Data entries
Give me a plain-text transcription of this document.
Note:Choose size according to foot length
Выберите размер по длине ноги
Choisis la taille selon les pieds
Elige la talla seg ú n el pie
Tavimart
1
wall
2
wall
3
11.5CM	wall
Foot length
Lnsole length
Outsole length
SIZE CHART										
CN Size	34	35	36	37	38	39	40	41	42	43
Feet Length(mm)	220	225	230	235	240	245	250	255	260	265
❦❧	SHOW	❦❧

What this task involves
Write out every entry word for word.

Final answer
Give me a plain-text transcription of this document.
Note:Choose size according to foot length
Выберите размер по длине ноги
Choisis la taille selon les pieds
Elige la talla seg ú n el pie
Tavimart
1
wall
2
wall
3
11.5CM	wall
Foot length
Lnsole length
Outsole length
SIZE CHART										
CN Size	34	35	36	37	38	39	40	41	42	43
Feet Length(mm)	220	225	230	235	240	245	250	255	260	265
❦❧	SHOW	❦❧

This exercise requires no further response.